» Instructions to follow
Copy out each line below exactly as it appears.

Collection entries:
------------------------------------------------------------------------

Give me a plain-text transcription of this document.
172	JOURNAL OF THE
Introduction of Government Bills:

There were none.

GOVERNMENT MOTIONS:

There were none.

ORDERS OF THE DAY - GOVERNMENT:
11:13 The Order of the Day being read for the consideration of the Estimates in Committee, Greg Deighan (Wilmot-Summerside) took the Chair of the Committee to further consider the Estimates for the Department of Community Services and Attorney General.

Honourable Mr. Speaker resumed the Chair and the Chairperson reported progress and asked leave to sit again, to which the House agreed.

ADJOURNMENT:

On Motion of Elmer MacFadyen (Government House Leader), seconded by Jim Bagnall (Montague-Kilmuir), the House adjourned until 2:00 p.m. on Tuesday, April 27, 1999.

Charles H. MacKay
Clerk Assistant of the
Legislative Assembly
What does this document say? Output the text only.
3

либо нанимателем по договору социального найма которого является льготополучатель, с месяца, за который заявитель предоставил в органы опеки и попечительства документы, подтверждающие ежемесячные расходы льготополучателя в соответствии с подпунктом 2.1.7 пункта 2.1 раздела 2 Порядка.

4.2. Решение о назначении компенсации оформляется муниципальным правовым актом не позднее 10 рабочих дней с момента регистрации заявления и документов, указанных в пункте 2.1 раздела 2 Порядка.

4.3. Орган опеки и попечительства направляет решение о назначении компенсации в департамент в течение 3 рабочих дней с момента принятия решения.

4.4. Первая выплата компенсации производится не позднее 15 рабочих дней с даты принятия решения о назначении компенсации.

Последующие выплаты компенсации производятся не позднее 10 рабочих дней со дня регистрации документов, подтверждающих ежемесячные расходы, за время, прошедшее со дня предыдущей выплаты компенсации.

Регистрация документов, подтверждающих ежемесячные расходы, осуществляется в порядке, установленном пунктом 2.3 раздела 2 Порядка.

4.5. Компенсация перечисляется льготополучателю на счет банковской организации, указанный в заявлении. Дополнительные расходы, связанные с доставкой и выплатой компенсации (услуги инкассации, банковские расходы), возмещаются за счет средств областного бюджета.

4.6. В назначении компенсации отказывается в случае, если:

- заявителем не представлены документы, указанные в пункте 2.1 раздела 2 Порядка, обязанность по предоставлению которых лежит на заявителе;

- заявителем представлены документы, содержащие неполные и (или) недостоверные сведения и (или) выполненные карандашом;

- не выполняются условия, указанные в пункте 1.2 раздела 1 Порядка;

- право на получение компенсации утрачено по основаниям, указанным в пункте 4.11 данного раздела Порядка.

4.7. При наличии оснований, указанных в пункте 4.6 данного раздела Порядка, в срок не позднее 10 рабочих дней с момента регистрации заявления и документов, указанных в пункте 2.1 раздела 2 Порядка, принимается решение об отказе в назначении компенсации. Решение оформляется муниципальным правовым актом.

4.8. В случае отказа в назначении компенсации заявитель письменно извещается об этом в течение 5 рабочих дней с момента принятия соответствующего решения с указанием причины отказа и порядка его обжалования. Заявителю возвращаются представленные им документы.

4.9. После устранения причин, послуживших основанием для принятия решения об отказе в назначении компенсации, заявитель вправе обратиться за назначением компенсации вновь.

------------------------------------------------------------------------

» Solution
Give me a plain-text transcription of this document.
172	JOURNAL OF THE
Introduction of Government Bills:

There were none.

GOVERNMENT MOTIONS:

There were none.

ORDERS OF THE DAY - GOVERNMENT:
11:13 The Order of the Day being read for the consideration of the Estimates in Committee, Greg Deighan (Wilmot-Summerside) took the Chair of the Committee to further consider the Estimates for the Department of Community Services and Attorney General.

Honourable Mr. Speaker resumed the Chair and the Chairperson reported progress and asked leave to sit again, to which the House agreed.

ADJOURNMENT:

On Motion of Elmer MacFadyen (Government House Leader), seconded by Jim Bagnall (Montague-Kilmuir), the House adjourned until 2:00 p.m. on Tuesday, April 27, 1999.

Charles H. MacKay
Clerk Assistant of the
Legislative Assembly
What does this document say? Output the text only.
3

либо нанимателем по договору социального найма которого является льготополучатель, с месяца, за который заявитель предоставил в органы опеки и попечительства документы, подтверждающие ежемесячные расходы льготополучателя в соответствии с подпунктом 2.1.7 пункта 2.1 раздела 2 Порядка.

4.2. Решение о назначении компенсации оформляется муниципальным правовым актом не позднее 10 рабочих дней с момента регистрации заявления и документов, указанных в пункте 2.1 раздела 2 Порядка.

4.3. Орган опеки и попечительства направляет решение о назначении компенсации в департамент в течение 3 рабочих дней с момента принятия решения.

4.4. Первая выплата компенсации производится не позднее 15 рабочих дней с даты принятия решения о назначении компенсации.

Последующие выплаты компенсации производятся не позднее 10 рабочих дней со дня регистрации документов, подтверждающих ежемесячные расходы, за время, прошедшее со дня предыдущей выплаты компенсации.

Регистрация документов, подтверждающих ежемесячные расходы, осуществляется в порядке, установленном пунктом 2.3 раздела 2 Порядка.

4.5. Компенсация перечисляется льготополучателю на счет банковской организации, указанный в заявлении. Дополнительные расходы, связанные с доставкой и выплатой компенсации (услуги инкассации, банковские расходы), возмещаются за счет средств областного бюджета.

4.6. В назначении компенсации отказывается в случае, если:

- заявителем не представлены документы, указанные в пункте 2.1 раздела 2 Порядка, обязанность по предоставлению которых лежит на заявителе;

- заявителем представлены документы, содержащие неполные и (или) недостоверные сведения и (или) выполненные карандашом;

- не выполняются условия, указанные в пункте 1.2 раздела 1 Порядка;

- право на получение компенсации утрачено по основаниям, указанным в пункте 4.11 данного раздела Порядка.

4.7. При наличии оснований, указанных в пункте 4.6 данного раздела Порядка, в срок не позднее 10 рабочих дней с момента регистрации заявления и документов, указанных в пункте 2.1 раздела 2 Порядка, принимается решение об отказе в назначении компенсации. Решение оформляется муниципальным правовым актом.

4.8. В случае отказа в назначении компенсации заявитель письменно извещается об этом в течение 5 рабочих дней с момента принятия соответствующего решения с указанием причины отказа и порядка его обжалования. Заявителю возвращаются представленные им документы.

4.9. После устранения причин, послуживших основанием для принятия решения об отказе в назначении компенсации, заявитель вправе обратиться за назначением компенсации вновь.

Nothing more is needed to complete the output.